## Texto de lectura
#####

Faltan cuatro días para que vengan los Reyes y acabe oficialmente esta Navidad. Cuento las jornadas que faltan para poner punto final a las fiestas. Me quedan cuatro días de atracones, de jarana, de copas de más, de comidas y de cenas -y desayunos, y aperitivos y merienda- con amigos de toda la vida y conocidos que no se acuerdan de mí en todo el año, pero que es llegar diciembre y morirse de ganas de brindar conmigo, como si los estertores del año les recordasen que estoy en el mundo y soy muy simpática.
En las últimas semanas mi vida se resume en un festival de mantecados y gintónics, pollo asados con patatas fritas -muchas patatas fritas, ya que estamos-, canapés de ensaladilla y chocolate con churros. Y turrón del duro, que no me gusta mucho, pero es tradición. Y hojaldrinas, y aguardiente de hierbas, y almendras garrapiñadas. En mi agenda se amontonan vergonzosamente las cuchipandas de todo pelaje, y los días libres he sido yo quien se ha puesto manos a la obra y a los fogones.
Compré un jamón entero para llevar a casa de mi familia. He cocinado empanada para quince, un asado para diez, patatas rellenas para ocho. No sé cuántas veces he repuesto felizmente la bandeja de los dulces y la tarea me ha servido de excusa para picotear un trozo de torta imperial, un bombón de licor, un nevadito -bueno, dos-, un puñado de peladillas. He tenido que mover el botón de unos pantalones para poder abrocharlos. No quepo en los vaqueros, y un plumífero que me sentaba bien me hace parecer una granada de mano.

#####

(Entradas tomadas de una colección)

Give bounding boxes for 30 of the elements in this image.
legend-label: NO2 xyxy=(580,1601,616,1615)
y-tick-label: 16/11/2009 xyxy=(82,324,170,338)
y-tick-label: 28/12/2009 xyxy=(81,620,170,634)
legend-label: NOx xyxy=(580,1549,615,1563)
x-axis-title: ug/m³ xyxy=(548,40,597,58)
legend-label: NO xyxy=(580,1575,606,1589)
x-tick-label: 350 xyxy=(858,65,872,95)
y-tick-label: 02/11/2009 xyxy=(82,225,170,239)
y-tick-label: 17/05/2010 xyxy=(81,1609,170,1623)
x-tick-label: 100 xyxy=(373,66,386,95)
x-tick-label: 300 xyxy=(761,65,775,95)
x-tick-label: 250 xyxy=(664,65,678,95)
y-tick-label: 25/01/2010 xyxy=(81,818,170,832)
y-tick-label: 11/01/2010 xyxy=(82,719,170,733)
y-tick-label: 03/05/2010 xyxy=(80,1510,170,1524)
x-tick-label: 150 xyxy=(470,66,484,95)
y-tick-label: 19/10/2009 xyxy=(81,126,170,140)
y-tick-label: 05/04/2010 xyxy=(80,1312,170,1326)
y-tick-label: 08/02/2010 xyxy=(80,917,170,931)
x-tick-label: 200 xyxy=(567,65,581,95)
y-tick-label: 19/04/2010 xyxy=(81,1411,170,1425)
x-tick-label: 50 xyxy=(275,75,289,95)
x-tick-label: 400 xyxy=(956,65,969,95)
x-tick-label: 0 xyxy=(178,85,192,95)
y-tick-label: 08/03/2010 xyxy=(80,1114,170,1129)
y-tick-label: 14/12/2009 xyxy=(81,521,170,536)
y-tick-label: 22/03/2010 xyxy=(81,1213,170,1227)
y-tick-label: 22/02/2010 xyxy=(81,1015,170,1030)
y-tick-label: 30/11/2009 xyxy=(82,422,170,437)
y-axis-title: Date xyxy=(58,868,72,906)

#####

## Tareas a realizar
1. Según el texto sobre los excesos navideños, ¿qué tuvo que hacer quien narra con el botón de unos pantalones?
2. Prosigue el texto sobre los excesos navideños a partir de su última oración.
No es necesario consultar los datos.

## Respuestas por tarea
1. Tuvo que moverlo para poder abrocharlos.

2.
Pero yo a lo mío. Y venga a organizar un cocido gallego con su lacón y su morro y a encargar un milhojas, que luego no quedan, y a pedirle al de la tienda que me traiga esa ginebra rara, que es Navidad, hombre, y hay que darle alegría a la vida. Que igual le estoy dando demasiada. Mi sangre rezuma azúcar y grasas de todo tipo. Del colesterol ni hablamos, porque ya me podrá los puntos el médico cuando me haga los próximos análisis. Por suerte queda poco. Cuatro días de nada. Me falta el roscón relleno y el chocolate pringoso de la tarde del día seis -mira que me gusta a mí esa tarde tragando golosinas mientras veo la tele-, y luego diré adiós a unos excesos cuyos daños asociados tendré que quitarme a base de té verde, caldo de verduras y alguna que otra porquería insípida. El siete de enero pagaré el peaje, pero de momento voy a celebrar que he acabado el artículo con un trozo de turrón de Suchard.